#### TEXT PROVIDED
Technical soccer training is one of the three types of soccer practice. Among the others is physical and tactical training. Each training type is critical to becoming a well-rounded player through a comprehensive training regimen. But what is technical soccer training, and how is it different from other types of training?
Technical soccer training focuses on individual skill development. In general, these practices improve a player’s ability to perform in their position with high-quality technique. Technical training sessions incorporate drills to improve passing, dribbling, finishing, defending, and goalkeeping, depending on the players’ positions.
Technical training sessions could look slightly different at higher levels, and players in a particular role will use various drills to train a specific skill. For example, goalkeepers will practice differently than strikers or midfielders.
Read on to discover more about technical soccer training and how it’s different from the other two types of soccer training.
Table of Contents
What is technical soccer training?
As much as soccer is a team game, it also requires a good deal of individual skill. You can train your soccer skills through technical practice with drills incorporating any number of players, from an entire squad to solo sessions. What is technical training, and how is it different from other types of soccer practice?
Technical soccer training is a type of training that develops individual skills across various on-the-ball exercises. Passing, dribbling, finishing, defending, and goalkeeping are the primary skills trained in these sessions. Players should emphasize technique and quality during technical training sessions.
Technical soccer training is performed at a range of intensities. Start the drills in these sessions at a slow pace, focusing primarily on technique and quality. Then, crank up the intensity and execute the drill at a fast pace, worrying less about quality and more about speed.
########
#### LISTED ENTRIES
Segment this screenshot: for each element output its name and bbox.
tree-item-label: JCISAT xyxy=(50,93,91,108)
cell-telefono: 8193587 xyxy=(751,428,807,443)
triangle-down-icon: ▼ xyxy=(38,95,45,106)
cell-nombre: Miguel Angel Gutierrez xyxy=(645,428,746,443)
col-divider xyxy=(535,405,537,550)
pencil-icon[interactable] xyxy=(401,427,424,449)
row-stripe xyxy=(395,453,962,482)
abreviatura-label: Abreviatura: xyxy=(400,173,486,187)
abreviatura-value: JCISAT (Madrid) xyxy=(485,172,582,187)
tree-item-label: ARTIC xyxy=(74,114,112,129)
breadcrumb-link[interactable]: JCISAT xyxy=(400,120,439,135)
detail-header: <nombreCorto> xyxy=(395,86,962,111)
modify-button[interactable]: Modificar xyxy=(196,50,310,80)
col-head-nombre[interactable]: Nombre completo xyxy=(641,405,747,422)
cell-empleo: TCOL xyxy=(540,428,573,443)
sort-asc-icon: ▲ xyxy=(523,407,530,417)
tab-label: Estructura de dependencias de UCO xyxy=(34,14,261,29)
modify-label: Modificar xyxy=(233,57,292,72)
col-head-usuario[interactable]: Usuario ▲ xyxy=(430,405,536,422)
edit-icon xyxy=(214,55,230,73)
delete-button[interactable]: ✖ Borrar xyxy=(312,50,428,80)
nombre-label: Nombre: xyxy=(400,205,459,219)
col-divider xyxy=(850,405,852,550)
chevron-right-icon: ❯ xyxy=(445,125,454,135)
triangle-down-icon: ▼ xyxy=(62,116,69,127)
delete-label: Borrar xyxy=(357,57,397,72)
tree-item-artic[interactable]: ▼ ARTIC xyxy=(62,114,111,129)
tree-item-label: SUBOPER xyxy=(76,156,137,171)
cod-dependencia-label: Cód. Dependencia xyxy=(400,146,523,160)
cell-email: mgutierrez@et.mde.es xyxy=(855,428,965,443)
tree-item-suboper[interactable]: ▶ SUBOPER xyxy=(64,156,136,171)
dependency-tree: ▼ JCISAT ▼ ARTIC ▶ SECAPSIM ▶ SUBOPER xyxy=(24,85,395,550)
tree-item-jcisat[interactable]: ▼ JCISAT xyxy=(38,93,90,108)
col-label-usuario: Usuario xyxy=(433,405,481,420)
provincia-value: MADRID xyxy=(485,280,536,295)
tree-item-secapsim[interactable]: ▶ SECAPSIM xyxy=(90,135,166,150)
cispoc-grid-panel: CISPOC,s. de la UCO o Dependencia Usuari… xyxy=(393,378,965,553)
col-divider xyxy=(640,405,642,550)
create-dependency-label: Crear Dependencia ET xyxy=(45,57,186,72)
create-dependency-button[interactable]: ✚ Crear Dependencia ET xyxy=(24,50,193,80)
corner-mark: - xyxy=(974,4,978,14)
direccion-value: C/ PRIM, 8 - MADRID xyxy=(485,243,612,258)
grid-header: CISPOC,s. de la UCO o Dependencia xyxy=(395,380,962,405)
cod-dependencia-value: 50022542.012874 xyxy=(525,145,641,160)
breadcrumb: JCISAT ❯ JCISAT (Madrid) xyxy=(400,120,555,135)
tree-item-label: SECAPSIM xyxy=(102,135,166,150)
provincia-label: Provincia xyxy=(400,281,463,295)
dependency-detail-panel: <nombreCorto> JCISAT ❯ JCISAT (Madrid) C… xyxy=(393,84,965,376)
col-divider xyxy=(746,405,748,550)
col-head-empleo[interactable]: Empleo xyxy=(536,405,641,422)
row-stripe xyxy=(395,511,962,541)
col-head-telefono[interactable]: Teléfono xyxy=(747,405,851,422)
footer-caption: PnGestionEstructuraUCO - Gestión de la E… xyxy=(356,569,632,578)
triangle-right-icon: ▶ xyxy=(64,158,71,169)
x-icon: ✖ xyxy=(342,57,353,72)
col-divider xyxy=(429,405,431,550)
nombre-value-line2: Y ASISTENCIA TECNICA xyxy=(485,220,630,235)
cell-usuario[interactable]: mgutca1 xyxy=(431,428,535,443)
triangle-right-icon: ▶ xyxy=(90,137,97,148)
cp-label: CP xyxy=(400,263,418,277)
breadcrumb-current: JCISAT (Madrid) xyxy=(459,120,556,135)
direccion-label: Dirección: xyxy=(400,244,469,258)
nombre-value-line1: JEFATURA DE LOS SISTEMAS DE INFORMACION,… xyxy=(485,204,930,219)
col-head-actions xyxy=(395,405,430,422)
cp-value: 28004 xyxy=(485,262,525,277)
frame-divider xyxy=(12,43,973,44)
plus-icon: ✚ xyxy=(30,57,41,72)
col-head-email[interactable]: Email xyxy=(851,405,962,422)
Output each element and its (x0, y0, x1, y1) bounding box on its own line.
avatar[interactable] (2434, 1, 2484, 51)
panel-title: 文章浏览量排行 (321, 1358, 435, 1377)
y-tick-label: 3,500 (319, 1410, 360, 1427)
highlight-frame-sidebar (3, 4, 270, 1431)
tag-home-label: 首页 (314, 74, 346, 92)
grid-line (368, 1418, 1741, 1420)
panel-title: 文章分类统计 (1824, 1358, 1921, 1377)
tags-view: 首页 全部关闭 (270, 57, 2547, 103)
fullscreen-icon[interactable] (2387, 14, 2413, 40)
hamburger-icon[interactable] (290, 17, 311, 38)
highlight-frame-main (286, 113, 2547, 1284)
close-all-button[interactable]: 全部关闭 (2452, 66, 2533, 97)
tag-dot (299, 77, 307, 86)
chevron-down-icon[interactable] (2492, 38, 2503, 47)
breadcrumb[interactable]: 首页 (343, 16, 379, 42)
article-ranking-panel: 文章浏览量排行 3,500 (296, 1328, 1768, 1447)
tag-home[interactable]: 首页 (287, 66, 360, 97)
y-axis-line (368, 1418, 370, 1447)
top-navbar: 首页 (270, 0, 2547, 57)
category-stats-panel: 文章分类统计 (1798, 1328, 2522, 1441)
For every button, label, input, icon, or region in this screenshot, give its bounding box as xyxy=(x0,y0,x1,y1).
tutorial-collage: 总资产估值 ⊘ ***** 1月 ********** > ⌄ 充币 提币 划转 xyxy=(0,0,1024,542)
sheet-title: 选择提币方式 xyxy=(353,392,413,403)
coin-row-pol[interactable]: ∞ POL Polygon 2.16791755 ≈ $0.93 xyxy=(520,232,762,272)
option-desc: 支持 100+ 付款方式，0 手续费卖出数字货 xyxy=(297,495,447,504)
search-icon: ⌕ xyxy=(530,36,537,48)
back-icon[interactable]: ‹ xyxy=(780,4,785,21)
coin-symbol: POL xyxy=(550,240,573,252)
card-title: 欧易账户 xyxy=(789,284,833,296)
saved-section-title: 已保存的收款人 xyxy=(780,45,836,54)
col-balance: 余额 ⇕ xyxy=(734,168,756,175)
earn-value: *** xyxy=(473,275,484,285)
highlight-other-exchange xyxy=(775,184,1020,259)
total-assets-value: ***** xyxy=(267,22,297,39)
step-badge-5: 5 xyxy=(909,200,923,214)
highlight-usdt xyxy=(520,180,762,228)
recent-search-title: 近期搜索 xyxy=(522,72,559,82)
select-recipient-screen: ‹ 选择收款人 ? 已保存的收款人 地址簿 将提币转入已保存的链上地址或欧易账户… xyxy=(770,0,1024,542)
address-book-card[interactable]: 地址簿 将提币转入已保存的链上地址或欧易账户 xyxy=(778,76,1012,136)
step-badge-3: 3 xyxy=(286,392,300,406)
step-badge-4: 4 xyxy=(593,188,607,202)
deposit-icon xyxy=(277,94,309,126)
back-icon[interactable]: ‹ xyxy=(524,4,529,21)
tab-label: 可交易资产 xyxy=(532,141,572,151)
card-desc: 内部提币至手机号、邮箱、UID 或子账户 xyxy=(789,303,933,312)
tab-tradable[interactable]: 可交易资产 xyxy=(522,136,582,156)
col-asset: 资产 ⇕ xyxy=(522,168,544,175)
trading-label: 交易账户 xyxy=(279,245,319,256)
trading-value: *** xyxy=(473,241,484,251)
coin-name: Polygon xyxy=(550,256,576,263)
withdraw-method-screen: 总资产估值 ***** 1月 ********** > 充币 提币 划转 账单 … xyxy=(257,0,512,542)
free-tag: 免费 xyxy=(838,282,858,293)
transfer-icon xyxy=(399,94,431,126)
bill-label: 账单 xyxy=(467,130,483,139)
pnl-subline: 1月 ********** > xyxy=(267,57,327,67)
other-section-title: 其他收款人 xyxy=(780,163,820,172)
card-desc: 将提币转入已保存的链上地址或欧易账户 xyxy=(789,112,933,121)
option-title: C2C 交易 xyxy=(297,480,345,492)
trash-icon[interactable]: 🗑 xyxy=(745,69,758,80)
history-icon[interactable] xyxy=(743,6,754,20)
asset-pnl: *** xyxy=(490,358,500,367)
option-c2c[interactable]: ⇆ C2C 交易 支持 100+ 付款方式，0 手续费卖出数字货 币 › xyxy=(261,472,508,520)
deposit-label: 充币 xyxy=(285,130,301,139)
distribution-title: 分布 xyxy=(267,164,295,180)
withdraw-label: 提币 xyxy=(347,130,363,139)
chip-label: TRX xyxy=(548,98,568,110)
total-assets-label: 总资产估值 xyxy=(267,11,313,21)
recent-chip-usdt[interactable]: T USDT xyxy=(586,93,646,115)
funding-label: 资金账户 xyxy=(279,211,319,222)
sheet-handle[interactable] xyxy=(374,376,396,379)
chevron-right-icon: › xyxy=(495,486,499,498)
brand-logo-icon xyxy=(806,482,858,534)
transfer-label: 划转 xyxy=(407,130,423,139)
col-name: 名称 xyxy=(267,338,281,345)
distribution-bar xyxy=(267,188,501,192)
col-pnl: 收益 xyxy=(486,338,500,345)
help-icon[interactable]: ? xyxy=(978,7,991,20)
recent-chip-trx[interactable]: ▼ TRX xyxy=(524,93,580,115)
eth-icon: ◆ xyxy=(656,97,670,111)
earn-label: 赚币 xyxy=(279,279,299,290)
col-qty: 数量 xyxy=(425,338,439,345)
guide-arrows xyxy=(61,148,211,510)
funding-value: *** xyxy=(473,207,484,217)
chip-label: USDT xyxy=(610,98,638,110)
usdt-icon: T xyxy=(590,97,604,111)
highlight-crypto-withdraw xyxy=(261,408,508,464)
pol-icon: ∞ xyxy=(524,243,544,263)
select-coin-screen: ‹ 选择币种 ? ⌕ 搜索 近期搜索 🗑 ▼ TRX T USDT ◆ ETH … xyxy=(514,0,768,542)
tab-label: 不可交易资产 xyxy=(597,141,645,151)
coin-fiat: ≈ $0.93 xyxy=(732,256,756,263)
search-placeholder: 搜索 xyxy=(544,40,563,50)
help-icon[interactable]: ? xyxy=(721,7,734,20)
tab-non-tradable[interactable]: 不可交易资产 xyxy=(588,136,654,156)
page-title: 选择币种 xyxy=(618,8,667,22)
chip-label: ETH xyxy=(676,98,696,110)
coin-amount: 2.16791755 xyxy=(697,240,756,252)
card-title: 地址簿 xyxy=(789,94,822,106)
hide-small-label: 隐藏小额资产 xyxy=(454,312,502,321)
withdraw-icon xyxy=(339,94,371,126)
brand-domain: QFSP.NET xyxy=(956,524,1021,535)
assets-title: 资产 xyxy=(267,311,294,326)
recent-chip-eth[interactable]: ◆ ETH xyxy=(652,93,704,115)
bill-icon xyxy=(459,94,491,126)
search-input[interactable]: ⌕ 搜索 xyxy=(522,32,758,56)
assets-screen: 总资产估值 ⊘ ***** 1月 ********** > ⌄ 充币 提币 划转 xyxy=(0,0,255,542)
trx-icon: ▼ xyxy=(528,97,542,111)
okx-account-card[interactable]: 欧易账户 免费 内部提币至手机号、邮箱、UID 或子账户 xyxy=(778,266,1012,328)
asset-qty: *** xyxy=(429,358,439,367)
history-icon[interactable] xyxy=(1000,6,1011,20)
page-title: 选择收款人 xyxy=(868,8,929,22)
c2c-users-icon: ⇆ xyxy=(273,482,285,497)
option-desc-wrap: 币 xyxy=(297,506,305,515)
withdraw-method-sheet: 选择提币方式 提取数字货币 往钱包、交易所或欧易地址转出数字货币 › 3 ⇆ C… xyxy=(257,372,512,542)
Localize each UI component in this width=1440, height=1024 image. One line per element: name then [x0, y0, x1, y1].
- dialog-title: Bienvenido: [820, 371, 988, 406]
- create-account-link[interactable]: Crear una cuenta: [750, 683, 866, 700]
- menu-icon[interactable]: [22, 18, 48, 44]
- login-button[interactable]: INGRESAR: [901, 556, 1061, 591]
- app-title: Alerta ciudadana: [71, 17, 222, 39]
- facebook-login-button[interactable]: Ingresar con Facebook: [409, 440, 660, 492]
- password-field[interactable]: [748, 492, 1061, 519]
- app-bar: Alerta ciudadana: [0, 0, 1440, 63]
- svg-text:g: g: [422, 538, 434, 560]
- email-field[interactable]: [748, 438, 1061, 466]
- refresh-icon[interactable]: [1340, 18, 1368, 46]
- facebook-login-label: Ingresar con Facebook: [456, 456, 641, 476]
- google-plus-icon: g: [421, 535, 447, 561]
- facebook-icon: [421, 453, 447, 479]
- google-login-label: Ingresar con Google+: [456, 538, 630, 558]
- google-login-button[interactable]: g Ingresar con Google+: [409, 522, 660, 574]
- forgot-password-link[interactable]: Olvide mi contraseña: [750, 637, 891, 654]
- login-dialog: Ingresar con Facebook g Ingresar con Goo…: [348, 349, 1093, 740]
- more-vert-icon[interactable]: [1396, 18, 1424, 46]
########
THINGS TO DO:
[1] Do the following statements agree with the text on technical soccer training? Answer yes or no for each, and quote the words from the text that decide it.
(a) Drills in technical sessions begin at a fast pace.
(b) Goalkeepers practice differently than strikers or midfielders.
(c) Technical practice can involve anything from a whole squad to a single player.
[2] According to the text on technical soccer training, what are the other two types of soccer practice besides technical training?
[3] Go on with the text on technical soccer training from the point where it stops.

SOLVED TASKS:
[1]
(a) No: "Start the drills in these sessions at a slow pace, focusing primarily on technique and quality."
(b) Yes: "goalkeepers will practice differently than strikers or midfielders."
(c) Yes: "drills incorporating any number of players, from an entire squad to solo sessions."

[2] Physical and tactical training.

[3]
Altering the intensity and goal of the drill is a good way for you to improve, as it emulates game-like scenarios.
These sessions are the most basic type of soccer practice. They implement a wide range of drills from passing to finishing. They always require a ball but can be done alone or with a team.
Technical training vs. tactical training
Technical training differs from other types of training, like tactical training, in that it develops individual skills through on-the-ball drills.
Technical soccer training requires a ball and emphasizes skill development, whereas tactical training includes strategy and tactic formulation, often without a ball. Technical training uses drills supporting individual player growth with less emphasis on team dynamics. It can be used alongside tactical training.
Technical and tactical training sessions can become intertwined. As teams develop strategies during tactical training, players adhere to those tactics.
For example, a strategy implementing slow buildup play requires that players make crisp passes and targeted movements off the ball. This could mean the focus shifts to passing and positioning during the next technical training session.
The strategies implemented in tactical sessions go a long way. You and your team will become more cohesive over time and harder to break down during games, leading to more wins. I know it’s not all about winning but investing in this type of training is a must for those eager to get more Ws.
If you’re a player, talk to your coach about spending more time on team tactics and strategy. If you’re a coach, consider incorporating these types of sessions into training at least twice a month.
At higher levels, tactical training becomes even more necessary, and you’ll find that coaches and their teams spend much more time in these types of sessions discussing strategy and tactics.
Technical training vs. physical training
The differences between technical and physical training are pretty straightforward. One focuses on skill development, and the other focuses on fitness.
Technical training differs from physical training in that technical practice focuses on soccer technique and overall player development. Physical training primarily focuses on improving fitness levels through intense conditioning exercises. Technical training requires a ball. Soccer drills done at high speeds and intensity can improve fitness levels.
Physical soccer training prepares players for game-like scenarios. Some positions require much more running than others, but being in great shape is never wrong.
Not much compares to being in shape for soccer season. I still remember my two-a-days in high school and three-a-days in college; preseason was the ultimate test of physical fitness for the soccer team.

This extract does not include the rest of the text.